### What to produce
Work out how many lines of the material below mention the word "meta"; reply with the number only.
·····
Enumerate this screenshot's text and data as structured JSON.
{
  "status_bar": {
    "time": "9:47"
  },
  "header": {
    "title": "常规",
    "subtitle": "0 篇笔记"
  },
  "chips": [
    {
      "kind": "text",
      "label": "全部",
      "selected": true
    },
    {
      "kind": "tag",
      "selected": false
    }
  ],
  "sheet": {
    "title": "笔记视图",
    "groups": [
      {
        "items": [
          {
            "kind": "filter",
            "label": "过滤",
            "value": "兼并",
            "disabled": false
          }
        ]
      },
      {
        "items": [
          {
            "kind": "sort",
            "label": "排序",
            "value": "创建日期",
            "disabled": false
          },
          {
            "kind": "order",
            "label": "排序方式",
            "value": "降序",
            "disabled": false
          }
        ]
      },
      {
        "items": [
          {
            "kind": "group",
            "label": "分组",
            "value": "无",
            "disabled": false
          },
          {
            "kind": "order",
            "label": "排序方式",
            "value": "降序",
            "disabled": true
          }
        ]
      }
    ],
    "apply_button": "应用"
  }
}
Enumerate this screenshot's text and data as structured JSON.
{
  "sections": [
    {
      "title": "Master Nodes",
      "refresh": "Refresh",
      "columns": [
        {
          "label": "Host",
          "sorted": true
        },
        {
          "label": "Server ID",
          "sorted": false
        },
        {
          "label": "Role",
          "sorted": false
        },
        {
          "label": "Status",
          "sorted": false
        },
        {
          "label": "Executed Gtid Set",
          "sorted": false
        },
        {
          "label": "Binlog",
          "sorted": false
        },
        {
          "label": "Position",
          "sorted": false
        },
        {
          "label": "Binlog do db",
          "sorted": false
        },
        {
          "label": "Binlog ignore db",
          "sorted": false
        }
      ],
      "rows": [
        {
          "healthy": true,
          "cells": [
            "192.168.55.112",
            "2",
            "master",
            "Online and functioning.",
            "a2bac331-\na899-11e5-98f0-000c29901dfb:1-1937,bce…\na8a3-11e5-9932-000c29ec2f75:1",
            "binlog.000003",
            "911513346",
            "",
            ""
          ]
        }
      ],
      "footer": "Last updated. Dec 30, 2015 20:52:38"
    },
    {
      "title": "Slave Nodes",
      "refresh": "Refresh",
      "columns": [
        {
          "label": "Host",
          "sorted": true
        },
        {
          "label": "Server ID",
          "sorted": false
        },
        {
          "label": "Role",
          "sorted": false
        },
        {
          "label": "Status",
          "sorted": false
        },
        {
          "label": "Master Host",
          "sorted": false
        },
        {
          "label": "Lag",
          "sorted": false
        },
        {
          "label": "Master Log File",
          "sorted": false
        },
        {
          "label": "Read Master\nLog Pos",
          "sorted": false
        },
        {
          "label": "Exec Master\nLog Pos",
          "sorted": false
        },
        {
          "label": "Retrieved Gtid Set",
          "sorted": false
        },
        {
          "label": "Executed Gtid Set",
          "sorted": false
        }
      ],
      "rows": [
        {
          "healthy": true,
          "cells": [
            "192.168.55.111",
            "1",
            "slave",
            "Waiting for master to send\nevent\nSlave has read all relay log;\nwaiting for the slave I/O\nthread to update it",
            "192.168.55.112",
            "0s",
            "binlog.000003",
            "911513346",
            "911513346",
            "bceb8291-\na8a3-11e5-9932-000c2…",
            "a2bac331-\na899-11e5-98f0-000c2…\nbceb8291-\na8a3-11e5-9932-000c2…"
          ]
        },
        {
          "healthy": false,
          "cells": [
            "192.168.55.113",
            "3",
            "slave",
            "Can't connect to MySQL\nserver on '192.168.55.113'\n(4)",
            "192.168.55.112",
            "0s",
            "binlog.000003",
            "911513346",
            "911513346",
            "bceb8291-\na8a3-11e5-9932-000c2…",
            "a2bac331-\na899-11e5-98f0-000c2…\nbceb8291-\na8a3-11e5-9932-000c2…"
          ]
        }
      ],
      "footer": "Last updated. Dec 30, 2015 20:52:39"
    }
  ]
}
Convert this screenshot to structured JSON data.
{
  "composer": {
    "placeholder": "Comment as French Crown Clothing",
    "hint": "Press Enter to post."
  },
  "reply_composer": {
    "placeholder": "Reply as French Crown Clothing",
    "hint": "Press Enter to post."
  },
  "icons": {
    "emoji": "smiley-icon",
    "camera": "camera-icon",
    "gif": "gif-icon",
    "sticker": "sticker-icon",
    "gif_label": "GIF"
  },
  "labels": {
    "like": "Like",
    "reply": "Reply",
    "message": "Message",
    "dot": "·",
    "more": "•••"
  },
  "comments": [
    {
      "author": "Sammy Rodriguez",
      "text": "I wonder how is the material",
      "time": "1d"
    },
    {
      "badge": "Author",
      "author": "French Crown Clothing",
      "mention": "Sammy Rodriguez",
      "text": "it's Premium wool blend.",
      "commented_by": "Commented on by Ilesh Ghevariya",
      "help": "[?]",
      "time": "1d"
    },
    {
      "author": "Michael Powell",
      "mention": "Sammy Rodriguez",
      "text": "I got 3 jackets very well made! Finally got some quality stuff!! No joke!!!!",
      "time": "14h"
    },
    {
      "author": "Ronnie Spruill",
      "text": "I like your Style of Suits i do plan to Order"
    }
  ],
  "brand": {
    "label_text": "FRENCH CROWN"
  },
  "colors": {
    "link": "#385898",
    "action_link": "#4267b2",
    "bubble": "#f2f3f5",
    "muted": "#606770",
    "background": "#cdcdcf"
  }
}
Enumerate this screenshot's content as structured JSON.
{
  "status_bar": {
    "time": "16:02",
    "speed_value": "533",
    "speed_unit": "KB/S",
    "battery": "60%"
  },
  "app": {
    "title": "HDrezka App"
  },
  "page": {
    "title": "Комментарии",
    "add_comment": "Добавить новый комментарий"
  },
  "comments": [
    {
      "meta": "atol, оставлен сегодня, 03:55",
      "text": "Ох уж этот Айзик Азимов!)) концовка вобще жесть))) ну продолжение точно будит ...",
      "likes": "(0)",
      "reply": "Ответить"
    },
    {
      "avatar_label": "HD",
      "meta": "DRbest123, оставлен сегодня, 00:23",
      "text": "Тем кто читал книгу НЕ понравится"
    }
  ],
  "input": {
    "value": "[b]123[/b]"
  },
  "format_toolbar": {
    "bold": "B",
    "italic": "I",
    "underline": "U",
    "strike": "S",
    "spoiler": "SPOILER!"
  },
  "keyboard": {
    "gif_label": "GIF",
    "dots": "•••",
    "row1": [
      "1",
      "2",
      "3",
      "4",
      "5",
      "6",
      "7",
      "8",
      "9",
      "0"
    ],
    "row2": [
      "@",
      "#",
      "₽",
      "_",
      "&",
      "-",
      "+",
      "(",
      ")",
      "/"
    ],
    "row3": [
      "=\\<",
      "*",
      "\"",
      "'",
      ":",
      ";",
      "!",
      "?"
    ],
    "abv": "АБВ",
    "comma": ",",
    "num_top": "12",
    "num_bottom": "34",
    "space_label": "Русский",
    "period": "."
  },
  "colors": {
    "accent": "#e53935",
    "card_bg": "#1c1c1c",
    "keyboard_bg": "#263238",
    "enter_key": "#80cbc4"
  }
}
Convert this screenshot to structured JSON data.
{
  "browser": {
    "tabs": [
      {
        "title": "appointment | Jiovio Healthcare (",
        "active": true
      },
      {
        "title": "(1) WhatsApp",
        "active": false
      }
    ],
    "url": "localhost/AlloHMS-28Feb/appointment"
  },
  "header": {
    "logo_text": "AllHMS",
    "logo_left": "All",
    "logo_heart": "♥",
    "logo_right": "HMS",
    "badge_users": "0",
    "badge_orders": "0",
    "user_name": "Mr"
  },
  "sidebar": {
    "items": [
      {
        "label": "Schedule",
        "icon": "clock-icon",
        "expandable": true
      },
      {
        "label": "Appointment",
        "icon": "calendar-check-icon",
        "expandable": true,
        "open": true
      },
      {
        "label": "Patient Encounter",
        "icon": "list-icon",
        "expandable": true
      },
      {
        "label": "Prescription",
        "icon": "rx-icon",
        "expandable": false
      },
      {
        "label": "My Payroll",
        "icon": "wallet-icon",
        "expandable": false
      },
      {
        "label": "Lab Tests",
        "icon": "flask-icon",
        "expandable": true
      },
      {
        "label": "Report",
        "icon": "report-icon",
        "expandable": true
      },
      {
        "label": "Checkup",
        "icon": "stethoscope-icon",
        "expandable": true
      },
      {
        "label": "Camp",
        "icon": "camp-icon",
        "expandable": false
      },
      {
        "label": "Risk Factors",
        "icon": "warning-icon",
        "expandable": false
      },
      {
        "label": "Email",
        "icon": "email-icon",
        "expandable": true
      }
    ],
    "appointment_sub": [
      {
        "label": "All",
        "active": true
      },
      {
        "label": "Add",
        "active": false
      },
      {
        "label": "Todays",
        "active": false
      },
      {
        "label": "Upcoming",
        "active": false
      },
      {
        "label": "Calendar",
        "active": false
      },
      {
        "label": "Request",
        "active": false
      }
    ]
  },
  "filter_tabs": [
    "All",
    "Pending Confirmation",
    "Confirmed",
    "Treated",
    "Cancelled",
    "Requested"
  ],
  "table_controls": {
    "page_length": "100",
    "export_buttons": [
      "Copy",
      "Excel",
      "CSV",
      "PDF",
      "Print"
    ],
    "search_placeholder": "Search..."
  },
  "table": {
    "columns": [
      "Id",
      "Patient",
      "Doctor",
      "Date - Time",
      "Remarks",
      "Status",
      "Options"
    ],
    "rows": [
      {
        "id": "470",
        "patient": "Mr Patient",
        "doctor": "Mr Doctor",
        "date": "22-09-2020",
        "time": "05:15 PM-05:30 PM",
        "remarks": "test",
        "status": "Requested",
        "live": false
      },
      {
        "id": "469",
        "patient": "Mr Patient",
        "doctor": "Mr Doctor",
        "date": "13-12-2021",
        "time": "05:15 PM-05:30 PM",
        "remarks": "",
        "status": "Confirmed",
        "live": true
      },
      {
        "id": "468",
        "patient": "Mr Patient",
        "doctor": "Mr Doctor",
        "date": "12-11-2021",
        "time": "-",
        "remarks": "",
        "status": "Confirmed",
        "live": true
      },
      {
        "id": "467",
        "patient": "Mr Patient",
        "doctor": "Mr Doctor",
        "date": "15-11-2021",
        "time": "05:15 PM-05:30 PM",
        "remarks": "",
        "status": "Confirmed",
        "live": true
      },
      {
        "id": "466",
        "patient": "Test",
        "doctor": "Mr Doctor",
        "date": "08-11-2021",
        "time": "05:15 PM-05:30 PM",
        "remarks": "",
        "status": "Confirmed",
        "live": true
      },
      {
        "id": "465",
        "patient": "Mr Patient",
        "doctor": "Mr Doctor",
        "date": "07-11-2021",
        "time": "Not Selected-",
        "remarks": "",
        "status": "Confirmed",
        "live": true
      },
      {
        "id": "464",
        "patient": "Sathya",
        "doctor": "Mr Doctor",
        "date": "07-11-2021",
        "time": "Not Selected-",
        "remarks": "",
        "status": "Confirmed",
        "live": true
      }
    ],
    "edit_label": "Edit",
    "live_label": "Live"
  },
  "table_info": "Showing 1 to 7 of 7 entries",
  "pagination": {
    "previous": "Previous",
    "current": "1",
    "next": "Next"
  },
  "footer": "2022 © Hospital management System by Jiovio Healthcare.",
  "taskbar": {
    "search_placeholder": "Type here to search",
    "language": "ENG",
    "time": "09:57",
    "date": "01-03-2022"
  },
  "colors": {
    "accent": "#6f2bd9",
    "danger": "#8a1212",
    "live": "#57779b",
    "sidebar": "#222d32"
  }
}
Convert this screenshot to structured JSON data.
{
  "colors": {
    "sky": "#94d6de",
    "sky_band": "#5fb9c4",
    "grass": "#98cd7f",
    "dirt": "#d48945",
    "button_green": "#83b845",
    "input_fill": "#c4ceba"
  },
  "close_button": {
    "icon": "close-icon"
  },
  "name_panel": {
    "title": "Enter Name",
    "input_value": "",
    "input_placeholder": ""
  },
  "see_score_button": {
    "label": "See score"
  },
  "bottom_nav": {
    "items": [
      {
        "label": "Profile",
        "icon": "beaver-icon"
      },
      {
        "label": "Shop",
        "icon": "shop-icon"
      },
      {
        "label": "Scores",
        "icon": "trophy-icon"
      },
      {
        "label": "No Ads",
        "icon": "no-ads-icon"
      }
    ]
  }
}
·····
### Correct answer
2